#### WRITTEN PROBLEM
Select from the records below every line that has the word "this" in it.

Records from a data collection
=======

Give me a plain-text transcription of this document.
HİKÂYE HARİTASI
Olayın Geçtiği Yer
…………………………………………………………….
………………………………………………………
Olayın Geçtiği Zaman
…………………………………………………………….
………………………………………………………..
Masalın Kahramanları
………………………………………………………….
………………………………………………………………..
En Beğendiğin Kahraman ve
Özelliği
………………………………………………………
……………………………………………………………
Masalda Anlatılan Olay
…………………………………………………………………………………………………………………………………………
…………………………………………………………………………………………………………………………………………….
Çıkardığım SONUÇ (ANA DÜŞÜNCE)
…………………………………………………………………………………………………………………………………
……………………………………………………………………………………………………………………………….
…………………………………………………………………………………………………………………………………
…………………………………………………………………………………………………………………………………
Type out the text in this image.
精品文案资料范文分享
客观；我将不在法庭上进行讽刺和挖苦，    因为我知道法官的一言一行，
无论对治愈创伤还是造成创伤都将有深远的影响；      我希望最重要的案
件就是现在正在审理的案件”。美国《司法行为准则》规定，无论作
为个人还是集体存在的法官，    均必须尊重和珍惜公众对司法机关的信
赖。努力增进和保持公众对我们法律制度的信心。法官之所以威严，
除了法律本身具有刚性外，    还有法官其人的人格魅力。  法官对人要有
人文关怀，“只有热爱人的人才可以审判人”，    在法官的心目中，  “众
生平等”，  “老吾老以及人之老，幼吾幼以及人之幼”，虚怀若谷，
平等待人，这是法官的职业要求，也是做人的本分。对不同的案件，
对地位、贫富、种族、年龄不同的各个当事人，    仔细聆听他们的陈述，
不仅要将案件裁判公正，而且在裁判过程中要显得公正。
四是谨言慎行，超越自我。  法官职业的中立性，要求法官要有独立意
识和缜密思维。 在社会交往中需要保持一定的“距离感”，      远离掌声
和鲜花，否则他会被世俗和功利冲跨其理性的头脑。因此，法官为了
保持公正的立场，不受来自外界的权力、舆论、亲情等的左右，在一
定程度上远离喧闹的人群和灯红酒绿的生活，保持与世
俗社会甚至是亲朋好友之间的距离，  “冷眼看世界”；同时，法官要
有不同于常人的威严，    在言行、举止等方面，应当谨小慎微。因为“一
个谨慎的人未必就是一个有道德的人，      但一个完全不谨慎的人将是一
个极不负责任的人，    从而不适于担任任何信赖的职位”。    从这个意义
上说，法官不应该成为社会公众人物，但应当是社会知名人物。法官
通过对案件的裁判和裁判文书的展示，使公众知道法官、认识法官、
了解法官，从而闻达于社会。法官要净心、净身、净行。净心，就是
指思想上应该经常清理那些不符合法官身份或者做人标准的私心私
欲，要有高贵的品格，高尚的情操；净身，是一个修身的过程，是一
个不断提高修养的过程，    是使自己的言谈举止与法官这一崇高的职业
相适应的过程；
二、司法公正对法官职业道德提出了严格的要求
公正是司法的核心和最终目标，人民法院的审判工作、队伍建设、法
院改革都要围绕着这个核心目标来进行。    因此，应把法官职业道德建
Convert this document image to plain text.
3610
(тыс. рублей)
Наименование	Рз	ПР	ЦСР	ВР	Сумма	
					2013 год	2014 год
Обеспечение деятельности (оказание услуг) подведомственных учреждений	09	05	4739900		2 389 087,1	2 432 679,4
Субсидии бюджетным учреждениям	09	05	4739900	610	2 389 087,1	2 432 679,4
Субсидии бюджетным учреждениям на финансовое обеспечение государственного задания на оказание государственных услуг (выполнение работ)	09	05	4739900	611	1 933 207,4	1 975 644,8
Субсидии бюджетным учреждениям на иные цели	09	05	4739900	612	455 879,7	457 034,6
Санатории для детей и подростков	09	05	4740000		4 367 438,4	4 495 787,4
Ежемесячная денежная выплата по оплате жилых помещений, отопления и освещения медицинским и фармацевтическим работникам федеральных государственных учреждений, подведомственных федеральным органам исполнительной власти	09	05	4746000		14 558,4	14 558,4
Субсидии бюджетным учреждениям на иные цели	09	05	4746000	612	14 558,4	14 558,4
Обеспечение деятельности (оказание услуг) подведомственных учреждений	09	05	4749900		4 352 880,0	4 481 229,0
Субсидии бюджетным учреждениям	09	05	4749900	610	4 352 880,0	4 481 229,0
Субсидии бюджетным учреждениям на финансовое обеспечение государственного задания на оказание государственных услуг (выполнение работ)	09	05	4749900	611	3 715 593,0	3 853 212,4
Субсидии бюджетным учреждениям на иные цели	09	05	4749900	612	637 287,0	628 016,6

=======

#### FINAL RESULT
Give me a plain-text transcription of this document.
Type out the text in this image.
Convert this document image to plain text.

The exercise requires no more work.